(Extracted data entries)
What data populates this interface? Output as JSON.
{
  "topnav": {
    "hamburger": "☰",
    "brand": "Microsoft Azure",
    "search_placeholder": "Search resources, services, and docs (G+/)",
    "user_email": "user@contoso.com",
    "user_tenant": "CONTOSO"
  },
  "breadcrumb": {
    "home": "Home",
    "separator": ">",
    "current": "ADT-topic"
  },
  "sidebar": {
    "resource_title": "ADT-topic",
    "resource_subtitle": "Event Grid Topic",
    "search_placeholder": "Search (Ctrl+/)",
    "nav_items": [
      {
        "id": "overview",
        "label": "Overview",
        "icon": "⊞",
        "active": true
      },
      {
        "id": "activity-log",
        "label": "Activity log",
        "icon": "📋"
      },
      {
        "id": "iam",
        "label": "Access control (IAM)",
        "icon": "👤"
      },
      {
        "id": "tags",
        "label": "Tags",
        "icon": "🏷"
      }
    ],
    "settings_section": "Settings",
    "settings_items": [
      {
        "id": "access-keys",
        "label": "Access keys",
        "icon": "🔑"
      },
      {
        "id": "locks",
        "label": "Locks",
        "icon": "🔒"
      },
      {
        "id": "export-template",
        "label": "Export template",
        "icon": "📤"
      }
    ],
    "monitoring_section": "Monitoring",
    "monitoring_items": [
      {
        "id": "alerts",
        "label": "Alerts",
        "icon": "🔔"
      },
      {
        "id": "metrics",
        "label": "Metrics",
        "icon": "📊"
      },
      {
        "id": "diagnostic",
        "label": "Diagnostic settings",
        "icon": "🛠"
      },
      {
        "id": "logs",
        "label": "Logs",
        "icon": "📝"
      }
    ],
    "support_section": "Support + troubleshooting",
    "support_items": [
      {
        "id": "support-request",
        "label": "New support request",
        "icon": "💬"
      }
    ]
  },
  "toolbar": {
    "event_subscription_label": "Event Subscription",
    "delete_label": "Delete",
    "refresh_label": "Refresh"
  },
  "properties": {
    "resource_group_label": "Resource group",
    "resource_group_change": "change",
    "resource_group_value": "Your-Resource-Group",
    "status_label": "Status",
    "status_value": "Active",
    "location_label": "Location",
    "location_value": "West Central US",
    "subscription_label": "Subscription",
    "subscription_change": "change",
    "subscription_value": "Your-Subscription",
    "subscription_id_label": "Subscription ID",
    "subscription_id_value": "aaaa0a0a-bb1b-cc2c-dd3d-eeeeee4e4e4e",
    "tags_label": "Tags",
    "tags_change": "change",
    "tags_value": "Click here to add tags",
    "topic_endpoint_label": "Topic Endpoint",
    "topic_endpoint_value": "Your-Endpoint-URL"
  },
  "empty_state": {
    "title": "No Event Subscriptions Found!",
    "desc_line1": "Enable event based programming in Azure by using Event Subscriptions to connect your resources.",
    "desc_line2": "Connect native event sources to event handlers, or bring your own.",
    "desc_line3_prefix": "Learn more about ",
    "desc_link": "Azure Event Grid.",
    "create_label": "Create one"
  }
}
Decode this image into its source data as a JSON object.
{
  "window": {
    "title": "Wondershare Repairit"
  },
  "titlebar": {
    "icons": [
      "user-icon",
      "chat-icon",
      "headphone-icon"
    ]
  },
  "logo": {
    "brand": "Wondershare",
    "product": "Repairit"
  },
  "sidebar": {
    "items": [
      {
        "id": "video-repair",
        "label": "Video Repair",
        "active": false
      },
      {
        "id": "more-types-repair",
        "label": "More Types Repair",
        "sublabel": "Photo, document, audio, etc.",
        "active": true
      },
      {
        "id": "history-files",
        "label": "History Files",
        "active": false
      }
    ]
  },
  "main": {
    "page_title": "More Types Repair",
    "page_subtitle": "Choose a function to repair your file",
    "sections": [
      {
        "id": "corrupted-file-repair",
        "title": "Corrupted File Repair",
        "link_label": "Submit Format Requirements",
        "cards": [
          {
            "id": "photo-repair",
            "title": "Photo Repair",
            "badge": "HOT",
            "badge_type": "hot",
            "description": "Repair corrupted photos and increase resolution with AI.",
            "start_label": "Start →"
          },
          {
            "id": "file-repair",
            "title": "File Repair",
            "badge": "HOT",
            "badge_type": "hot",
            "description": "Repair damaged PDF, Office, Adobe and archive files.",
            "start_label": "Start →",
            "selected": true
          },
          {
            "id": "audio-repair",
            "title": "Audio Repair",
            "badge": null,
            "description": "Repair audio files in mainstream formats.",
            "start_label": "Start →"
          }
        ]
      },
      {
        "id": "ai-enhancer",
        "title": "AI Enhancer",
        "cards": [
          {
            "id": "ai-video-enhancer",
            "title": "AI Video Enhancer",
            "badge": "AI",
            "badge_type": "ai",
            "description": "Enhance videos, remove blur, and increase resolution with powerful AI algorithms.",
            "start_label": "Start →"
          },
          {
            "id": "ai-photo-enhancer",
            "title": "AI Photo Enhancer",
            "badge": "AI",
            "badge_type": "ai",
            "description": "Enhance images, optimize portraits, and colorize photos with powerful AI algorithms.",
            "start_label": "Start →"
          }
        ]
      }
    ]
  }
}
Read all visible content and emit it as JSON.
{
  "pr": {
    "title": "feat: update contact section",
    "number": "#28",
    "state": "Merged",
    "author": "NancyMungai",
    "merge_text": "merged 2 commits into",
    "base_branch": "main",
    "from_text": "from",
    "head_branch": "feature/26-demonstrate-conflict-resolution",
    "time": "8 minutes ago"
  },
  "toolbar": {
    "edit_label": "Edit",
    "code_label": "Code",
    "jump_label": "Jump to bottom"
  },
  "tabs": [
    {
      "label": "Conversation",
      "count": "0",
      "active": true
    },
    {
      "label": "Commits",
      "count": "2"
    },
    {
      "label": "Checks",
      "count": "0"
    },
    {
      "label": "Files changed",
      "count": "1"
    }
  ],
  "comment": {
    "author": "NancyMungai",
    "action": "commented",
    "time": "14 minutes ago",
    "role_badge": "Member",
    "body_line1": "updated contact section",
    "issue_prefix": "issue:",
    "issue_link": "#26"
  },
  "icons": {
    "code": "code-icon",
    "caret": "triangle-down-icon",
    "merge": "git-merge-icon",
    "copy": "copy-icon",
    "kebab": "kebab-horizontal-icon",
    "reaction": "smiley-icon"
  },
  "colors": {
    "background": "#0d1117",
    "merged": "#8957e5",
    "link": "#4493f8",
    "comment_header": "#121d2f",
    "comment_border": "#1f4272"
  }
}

* YOUR INSTRUCTIONS: Nothing in the listing may be changed; retype it all exactly.

* RESULT OF THE TASK:
What data populates this interface? Output as JSON.
{
  "topnav": {
    "hamburger": "☰",
    "brand": "Microsoft Azure",
    "search_placeholder": "Search resources, services, and docs (G+/)",
    "user_email": "user@contoso.com",
    "user_tenant": "CONTOSO"
  },
  "breadcrumb": {
    "home": "Home",
    "separator": ">",
    "current": "ADT-topic"
  },
  "sidebar": {
    "resource_title": "ADT-topic",
    "resource_subtitle": "Event Grid Topic",
    "search_placeholder": "Search (Ctrl+/)",
    "nav_items": [
      {
        "id": "overview",
        "label": "Overview",
        "icon": "⊞",
        "active": true
      },
      {
        "id": "activity-log",
        "label": "Activity log",
        "icon": "📋"
      },
      {
        "id": "iam",
        "label": "Access control (IAM)",
        "icon": "👤"
      },
      {
        "id": "tags",
        "label": "Tags",
        "icon": "🏷"
      }
    ],
    "settings_section": "Settings",
    "settings_items": [
      {
        "id": "access-keys",
        "label": "Access keys",
        "icon": "🔑"
      },
      {
        "id": "locks",
        "label": "Locks",
        "icon": "🔒"
      },
      {
        "id": "export-template",
        "label": "Export template",
        "icon": "📤"
      }
    ],
    "monitoring_section": "Monitoring",
    "monitoring_items": [
      {
        "id": "alerts",
        "label": "Alerts",
        "icon": "🔔"
      },
      {
        "id": "metrics",
        "label": "Metrics",
        "icon": "📊"
      },
      {
        "id": "diagnostic",
        "label": "Diagnostic settings",
        "icon": "🛠"
      },
      {
        "id": "logs",
        "label": "Logs",
        "icon": "📝"
      }
    ],
    "support_section": "Support + troubleshooting",
    "support_items": [
      {
        "id": "support-request",
        "label": "New support request",
        "icon": "💬"
      }
    ]
  },
  "toolbar": {
    "event_subscription_label": "Event Subscription",
    "delete_label": "Delete",
    "refresh_label": "Refresh"
  },
  "properties": {
    "resource_group_label": "Resource group",
    "resource_group_change": "change",
    "resource_group_value": "Your-Resource-Group",
    "status_label": "Status",
    "status_value": "Active",
    "location_label": "Location",
    "location_value": "West Central US",
    "subscription_label": "Subscription",
    "subscription_change": "change",
    "subscription_value": "Your-Subscription",
    "subscription_id_label": "Subscription ID",
    "subscription_id_value": "aaaa0a0a-bb1b-cc2c-dd3d-eeeeee4e4e4e",
    "tags_label": "Tags",
    "tags_change": "change",
    "tags_value": "Click here to add tags",
    "topic_endpoint_label": "Topic Endpoint",
    "topic_endpoint_value": "Your-Endpoint-URL"
  },
  "empty_state": {
    "title": "No Event Subscriptions Found!",
    "desc_line1": "Enable event based programming in Azure by using Event Subscriptions to connect your resources.",
    "desc_line2": "Connect native event sources to event handlers, or bring your own.",
    "desc_line3_prefix": "Learn more about ",
    "desc_link": "Azure Event Grid.",
    "create_label": "Create one"
  }
}
Decode this image into its source data as a JSON object.
{
  "window": {
    "title": "Wondershare Repairit"
  },
  "titlebar": {
    "icons": [
      "user-icon",
      "chat-icon",
      "headphone-icon"
    ]
  },
  "logo": {
    "brand": "Wondershare",
    "product": "Repairit"
  },
  "sidebar": {
    "items": [
      {
        "id": "video-repair",
        "label": "Video Repair",
        "active": false
      },
      {
        "id": "more-types-repair",
        "label": "More Types Repair",
        "sublabel": "Photo, document, audio, etc.",
        "active": true
      },
      {
        "id": "history-files",
        "label": "History Files",
        "active": false
      }
    ]
  },
  "main": {
    "page_title": "More Types Repair",
    "page_subtitle": "Choose a function to repair your file",
    "sections": [
      {
        "id": "corrupted-file-repair",
        "title": "Corrupted File Repair",
        "link_label": "Submit Format Requirements",
        "cards": [
          {
            "id": "photo-repair",
            "title": "Photo Repair",
            "badge": "HOT",
            "badge_type": "hot",
            "description": "Repair corrupted photos and increase resolution with AI.",
            "start_label": "Start →"
          },
          {
            "id": "file-repair",
            "title": "File Repair",
            "badge": "HOT",
            "badge_type": "hot",
            "description": "Repair damaged PDF, Office, Adobe and archive files.",
            "start_label": "Start →",
            "selected": true
          },
          {
            "id": "audio-repair",
            "title": "Audio Repair",
            "badge": null,
            "description": "Repair audio files in mainstream formats.",
            "start_label": "Start →"
          }
        ]
      },
      {
        "id": "ai-enhancer",
        "title": "AI Enhancer",
        "cards": [
          {
            "id": "ai-video-enhancer",
            "title": "AI Video Enhancer",
            "badge": "AI",
            "badge_type": "ai",
            "description": "Enhance videos, remove blur, and increase resolution with powerful AI algorithms.",
            "start_label": "Start →"
          },
          {
            "id": "ai-photo-enhancer",
            "title": "AI Photo Enhancer",
            "badge": "AI",
            "badge_type": "ai",
            "description": "Enhance images, optimize portraits, and colorize photos with powerful AI algorithms.",
            "start_label": "Start →"
          }
        ]
      }
    ]
  }
}
Read all visible content and emit it as JSON.
{
  "pr": {
    "title": "feat: update contact section",
    "number": "#28",
    "state": "Merged",
    "author": "NancyMungai",
    "merge_text": "merged 2 commits into",
    "base_branch": "main",
    "from_text": "from",
    "head_branch": "feature/26-demonstrate-conflict-resolution",
    "time": "8 minutes ago"
  },
  "toolbar": {
    "edit_label": "Edit",
    "code_label": "Code",
    "jump_label": "Jump to bottom"
  },
  "tabs": [
    {
      "label": "Conversation",
      "count": "0",
      "active": true
    },
    {
      "label": "Commits",
      "count": "2"
    },
    {
      "label": "Checks",
      "count": "0"
    },
    {
      "label": "Files changed",
      "count": "1"
    }
  ],
  "comment": {
    "author": "NancyMungai",
    "action": "commented",
    "time": "14 minutes ago",
    "role_badge": "Member",
    "body_line1": "updated contact section",
    "issue_prefix": "issue:",
    "issue_link": "#26"
  },
  "icons": {
    "code": "code-icon",
    "caret": "triangle-down-icon",
    "merge": "git-merge-icon",
    "copy": "copy-icon",
    "kebab": "kebab-horizontal-icon",
    "reaction": "smiley-icon"
  },
  "colors": {
    "background": "#0d1117",
    "merged": "#8957e5",
    "link": "#4493f8",
    "comment_header": "#121d2f",
    "comment_border": "#1f4272"
  }
}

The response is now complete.